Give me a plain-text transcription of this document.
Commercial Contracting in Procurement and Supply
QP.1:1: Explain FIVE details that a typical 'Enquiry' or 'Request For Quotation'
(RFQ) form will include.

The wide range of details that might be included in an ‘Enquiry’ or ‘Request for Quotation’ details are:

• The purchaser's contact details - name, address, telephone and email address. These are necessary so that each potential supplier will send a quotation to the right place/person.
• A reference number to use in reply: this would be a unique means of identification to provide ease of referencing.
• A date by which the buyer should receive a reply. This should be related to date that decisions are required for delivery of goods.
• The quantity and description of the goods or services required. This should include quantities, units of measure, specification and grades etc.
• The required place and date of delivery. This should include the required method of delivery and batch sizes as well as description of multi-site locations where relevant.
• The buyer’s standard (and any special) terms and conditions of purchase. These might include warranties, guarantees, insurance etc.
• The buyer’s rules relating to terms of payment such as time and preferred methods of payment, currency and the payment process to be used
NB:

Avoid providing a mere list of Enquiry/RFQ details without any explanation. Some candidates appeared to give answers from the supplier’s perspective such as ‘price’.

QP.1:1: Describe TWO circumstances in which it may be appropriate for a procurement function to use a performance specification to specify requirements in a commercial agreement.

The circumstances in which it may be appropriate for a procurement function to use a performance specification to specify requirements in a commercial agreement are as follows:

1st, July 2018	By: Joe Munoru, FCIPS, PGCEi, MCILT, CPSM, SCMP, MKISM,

• • • • •

**Prompt**
How many lines of the data hold the string "specification"? Reply with the number alone.

**Correct answer**
3